Your objective: Your answer should be one number: how many lines of the records hold the string "isotopes".

───── Supplied records

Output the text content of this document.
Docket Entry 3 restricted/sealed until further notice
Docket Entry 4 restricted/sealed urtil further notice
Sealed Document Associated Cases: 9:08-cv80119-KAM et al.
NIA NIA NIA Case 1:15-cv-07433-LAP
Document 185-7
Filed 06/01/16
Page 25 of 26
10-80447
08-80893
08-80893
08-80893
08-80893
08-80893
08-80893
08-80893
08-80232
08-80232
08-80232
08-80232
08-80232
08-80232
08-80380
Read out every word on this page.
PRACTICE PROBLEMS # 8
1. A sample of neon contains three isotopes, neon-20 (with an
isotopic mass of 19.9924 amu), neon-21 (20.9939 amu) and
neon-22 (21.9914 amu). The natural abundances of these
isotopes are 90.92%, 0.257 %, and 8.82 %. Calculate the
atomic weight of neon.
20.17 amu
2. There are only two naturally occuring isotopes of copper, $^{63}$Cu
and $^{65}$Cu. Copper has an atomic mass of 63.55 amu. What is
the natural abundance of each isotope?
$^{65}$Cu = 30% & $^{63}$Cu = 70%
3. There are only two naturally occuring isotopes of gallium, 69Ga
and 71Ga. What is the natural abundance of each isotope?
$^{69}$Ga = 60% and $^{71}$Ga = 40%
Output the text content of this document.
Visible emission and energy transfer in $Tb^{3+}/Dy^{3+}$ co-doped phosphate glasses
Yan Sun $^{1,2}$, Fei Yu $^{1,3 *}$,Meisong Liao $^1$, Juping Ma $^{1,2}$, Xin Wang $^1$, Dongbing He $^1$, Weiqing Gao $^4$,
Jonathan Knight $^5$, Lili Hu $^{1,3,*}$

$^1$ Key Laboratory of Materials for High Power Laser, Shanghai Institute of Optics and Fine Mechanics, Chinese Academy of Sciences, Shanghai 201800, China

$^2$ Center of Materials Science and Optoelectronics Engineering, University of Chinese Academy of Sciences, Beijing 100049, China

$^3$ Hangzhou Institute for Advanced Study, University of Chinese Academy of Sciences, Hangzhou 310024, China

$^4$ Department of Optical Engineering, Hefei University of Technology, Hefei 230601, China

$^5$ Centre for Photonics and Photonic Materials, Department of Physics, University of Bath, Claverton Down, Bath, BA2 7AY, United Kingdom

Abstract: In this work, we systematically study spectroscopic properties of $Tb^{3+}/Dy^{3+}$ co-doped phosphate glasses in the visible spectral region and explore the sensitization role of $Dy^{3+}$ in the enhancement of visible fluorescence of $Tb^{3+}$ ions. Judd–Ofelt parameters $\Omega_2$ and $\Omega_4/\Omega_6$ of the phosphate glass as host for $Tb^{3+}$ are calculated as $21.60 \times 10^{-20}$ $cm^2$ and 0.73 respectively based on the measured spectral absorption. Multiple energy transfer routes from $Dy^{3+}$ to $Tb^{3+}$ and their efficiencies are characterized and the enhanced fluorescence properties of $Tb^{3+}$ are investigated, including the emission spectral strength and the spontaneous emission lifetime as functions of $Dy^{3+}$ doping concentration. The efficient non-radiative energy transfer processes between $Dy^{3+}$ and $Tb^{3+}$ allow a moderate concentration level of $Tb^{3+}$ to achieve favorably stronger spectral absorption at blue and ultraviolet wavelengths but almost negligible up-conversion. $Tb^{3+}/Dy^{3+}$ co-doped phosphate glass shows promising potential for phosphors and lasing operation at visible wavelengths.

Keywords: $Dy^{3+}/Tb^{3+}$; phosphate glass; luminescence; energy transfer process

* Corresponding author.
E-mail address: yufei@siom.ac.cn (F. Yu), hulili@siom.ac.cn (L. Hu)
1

──────────

Answer: 4